Exercise goal » What is the number of lines that include the word "source"? Provide only that figure.

Extracted entries »

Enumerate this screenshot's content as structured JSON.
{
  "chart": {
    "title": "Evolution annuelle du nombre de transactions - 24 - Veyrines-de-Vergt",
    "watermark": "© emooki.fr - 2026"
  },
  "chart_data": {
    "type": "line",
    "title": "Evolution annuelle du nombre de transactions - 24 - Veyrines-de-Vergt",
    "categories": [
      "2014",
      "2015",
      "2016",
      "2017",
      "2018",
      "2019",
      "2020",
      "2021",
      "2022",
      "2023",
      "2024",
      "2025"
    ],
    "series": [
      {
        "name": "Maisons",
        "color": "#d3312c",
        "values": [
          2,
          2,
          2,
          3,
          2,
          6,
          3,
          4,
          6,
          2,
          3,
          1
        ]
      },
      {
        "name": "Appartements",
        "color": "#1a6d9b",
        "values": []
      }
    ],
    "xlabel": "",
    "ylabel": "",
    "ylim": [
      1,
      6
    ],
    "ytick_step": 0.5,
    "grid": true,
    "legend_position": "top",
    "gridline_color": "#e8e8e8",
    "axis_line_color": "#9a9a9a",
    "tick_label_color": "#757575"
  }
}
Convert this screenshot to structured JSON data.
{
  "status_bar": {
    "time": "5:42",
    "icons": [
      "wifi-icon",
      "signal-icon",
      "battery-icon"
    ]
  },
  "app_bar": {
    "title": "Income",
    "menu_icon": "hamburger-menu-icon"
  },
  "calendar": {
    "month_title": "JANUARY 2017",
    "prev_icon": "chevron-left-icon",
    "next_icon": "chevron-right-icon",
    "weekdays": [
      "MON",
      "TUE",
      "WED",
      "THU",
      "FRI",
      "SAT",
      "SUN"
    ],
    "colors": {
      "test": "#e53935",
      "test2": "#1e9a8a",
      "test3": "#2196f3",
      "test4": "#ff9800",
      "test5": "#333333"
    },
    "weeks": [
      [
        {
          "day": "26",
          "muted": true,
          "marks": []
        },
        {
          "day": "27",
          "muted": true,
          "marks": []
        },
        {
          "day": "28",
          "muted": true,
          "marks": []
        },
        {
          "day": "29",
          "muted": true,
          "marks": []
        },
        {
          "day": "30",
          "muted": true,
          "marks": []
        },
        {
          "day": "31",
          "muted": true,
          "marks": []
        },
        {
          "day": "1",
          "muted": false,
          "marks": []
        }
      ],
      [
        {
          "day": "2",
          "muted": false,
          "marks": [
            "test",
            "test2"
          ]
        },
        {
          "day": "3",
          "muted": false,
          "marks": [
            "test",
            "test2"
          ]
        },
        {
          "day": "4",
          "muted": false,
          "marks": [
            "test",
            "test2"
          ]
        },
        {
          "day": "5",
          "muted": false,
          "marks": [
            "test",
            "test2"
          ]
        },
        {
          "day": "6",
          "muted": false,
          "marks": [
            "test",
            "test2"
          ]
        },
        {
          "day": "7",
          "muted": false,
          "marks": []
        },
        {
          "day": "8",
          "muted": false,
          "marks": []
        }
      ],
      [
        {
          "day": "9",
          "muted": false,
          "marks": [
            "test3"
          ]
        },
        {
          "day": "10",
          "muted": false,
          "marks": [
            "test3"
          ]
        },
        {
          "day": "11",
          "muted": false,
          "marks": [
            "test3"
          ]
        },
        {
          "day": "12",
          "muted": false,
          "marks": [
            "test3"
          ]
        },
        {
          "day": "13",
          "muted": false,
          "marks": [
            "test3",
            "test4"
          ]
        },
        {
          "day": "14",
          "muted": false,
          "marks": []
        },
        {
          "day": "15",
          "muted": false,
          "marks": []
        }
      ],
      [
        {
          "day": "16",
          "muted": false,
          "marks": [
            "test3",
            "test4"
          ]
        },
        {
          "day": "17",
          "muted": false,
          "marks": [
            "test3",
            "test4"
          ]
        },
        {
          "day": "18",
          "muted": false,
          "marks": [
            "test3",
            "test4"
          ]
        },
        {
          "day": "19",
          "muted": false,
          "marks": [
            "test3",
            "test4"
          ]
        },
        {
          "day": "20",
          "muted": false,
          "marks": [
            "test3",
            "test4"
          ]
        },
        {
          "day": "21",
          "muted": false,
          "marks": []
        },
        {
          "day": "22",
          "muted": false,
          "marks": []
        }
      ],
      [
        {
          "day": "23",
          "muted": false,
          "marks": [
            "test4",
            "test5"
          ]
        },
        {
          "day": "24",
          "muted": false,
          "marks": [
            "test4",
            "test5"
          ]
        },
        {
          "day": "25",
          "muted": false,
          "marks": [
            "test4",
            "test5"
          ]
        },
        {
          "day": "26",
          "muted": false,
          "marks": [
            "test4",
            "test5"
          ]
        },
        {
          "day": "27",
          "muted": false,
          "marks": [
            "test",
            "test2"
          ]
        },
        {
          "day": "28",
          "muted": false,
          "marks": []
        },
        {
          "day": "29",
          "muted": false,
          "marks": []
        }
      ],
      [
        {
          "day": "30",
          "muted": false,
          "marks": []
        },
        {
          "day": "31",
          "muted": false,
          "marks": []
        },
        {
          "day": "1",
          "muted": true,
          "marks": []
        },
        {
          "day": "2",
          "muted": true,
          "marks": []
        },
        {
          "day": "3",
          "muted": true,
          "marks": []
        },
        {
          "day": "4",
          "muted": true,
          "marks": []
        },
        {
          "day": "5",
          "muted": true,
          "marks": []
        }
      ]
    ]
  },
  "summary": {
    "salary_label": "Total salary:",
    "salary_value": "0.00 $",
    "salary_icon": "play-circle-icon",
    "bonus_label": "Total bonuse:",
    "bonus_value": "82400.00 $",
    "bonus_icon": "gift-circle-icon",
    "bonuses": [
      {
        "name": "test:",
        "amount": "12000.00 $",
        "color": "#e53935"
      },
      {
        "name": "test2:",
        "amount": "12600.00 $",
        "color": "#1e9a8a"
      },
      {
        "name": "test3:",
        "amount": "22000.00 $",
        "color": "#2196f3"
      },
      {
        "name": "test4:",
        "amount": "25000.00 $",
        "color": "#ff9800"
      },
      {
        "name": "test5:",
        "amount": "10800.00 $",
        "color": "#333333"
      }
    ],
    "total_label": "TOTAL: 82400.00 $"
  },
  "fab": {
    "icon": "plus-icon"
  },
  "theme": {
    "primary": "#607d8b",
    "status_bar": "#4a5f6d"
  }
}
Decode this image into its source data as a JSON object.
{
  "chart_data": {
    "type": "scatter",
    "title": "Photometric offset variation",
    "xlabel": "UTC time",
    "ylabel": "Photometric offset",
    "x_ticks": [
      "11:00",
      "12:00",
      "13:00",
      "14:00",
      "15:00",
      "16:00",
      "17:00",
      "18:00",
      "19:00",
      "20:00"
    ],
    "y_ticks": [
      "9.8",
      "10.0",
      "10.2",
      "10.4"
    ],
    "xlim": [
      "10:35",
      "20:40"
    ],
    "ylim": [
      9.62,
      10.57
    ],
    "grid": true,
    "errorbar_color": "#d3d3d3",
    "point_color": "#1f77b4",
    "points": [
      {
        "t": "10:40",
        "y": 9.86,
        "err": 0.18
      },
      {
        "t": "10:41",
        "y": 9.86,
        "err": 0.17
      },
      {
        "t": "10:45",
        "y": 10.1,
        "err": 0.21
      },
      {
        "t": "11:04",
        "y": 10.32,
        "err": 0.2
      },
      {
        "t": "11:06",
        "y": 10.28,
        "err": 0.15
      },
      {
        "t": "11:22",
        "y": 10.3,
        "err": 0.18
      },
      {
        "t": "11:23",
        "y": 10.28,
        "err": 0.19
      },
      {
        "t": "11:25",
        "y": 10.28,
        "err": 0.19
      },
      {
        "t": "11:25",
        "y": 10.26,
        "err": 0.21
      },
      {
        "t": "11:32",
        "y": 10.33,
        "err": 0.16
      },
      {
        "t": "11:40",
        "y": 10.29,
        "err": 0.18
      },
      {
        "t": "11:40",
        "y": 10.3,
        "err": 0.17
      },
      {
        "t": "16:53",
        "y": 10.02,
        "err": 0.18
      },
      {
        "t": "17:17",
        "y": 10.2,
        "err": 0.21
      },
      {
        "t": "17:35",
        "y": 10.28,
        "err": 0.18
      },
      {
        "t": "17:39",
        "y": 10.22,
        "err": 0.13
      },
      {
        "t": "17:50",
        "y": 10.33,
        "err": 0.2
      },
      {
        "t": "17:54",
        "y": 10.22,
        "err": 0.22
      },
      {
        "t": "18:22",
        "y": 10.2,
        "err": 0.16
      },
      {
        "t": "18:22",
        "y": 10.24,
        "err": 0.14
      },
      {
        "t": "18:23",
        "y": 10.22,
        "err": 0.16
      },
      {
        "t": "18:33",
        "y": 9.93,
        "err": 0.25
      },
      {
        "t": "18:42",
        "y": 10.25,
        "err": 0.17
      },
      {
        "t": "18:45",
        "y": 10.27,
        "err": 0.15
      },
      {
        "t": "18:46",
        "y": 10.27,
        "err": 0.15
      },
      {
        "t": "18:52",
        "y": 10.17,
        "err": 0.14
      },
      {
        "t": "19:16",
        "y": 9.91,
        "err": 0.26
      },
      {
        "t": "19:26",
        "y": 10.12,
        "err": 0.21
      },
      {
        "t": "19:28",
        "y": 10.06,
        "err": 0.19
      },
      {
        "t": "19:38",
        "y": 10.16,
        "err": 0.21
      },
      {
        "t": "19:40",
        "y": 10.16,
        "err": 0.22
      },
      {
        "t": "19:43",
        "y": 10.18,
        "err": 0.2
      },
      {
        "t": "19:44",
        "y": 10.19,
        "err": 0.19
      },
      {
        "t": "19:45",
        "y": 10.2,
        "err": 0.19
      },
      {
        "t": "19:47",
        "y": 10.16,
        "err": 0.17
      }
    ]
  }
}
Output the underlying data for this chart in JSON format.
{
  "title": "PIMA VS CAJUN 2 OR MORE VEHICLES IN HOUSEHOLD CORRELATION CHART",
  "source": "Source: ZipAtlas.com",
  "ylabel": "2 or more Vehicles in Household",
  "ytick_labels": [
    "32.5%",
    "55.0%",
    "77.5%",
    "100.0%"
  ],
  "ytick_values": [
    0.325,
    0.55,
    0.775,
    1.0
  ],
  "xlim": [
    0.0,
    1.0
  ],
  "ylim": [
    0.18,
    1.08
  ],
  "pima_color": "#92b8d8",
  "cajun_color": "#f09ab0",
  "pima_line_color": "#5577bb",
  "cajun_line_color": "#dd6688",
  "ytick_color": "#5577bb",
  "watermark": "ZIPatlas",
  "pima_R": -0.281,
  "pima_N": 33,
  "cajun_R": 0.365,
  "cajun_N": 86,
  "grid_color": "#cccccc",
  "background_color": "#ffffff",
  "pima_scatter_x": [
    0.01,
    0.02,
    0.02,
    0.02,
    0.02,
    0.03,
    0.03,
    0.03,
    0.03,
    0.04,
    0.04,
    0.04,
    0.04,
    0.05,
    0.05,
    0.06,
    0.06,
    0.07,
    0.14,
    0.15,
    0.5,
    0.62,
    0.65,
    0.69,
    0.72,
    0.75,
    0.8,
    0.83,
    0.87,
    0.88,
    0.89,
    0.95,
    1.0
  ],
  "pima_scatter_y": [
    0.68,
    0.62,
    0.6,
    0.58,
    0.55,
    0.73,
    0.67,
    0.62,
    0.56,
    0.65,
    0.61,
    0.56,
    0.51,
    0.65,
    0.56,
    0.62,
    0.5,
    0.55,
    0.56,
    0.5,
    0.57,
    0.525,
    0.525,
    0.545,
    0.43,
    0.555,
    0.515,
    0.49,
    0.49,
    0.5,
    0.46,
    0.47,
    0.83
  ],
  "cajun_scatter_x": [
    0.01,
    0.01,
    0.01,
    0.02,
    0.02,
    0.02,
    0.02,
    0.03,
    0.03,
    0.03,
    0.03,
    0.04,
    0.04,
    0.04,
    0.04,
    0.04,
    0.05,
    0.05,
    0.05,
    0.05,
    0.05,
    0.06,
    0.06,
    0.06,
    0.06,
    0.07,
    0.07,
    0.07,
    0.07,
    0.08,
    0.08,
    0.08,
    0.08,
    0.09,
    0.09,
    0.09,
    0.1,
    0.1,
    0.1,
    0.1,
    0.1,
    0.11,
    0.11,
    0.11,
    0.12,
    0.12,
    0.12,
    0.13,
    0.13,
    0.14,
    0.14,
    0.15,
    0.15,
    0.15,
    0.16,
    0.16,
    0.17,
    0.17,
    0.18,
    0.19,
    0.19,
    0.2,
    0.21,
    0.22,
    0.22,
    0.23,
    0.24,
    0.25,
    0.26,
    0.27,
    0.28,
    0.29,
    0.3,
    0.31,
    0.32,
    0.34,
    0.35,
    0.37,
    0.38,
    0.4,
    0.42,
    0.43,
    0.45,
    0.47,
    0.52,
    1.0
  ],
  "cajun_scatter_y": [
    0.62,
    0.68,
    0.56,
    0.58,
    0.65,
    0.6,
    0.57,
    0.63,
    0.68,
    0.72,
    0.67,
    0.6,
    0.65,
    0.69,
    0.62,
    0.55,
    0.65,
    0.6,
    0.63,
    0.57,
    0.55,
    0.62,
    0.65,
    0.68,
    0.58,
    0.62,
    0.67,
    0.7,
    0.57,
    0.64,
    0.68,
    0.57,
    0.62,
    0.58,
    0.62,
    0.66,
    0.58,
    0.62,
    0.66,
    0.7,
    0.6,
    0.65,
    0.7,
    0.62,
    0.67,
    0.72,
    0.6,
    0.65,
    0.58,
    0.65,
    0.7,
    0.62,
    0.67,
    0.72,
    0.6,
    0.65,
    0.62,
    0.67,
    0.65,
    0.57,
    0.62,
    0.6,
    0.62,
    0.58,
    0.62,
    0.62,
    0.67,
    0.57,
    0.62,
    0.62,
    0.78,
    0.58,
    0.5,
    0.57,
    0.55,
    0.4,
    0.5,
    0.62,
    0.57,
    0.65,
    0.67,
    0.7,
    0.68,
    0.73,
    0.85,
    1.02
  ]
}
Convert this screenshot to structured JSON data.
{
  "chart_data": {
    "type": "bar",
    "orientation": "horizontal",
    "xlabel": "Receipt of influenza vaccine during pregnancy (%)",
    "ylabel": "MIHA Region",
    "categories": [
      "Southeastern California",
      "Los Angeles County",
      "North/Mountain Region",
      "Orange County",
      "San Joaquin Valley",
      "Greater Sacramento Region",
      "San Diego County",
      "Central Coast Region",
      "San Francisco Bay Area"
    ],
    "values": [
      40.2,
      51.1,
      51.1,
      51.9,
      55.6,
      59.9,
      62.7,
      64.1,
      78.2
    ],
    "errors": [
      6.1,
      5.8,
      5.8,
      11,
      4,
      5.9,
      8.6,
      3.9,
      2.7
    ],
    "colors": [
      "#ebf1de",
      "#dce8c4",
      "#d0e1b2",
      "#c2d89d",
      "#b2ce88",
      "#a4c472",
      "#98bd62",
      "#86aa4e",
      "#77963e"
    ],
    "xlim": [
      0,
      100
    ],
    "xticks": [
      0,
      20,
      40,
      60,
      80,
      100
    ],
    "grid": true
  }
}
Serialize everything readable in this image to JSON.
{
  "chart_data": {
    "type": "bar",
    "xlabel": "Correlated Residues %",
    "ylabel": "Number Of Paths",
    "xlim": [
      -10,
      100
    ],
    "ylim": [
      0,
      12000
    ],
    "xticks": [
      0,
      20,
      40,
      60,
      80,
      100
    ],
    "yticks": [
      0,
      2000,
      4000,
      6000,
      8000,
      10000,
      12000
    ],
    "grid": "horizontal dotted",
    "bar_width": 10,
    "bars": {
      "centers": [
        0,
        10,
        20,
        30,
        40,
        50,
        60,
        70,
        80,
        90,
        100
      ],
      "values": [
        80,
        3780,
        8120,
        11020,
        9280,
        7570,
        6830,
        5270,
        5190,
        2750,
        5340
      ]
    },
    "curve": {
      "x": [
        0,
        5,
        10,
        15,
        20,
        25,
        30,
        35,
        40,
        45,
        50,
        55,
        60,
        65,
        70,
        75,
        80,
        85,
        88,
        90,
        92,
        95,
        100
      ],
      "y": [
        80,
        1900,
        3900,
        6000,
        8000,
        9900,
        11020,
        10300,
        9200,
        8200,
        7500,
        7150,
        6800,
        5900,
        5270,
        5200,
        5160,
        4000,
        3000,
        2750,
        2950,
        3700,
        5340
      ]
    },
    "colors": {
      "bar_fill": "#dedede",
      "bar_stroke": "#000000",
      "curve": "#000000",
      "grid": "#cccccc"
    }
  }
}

Worked solution » 2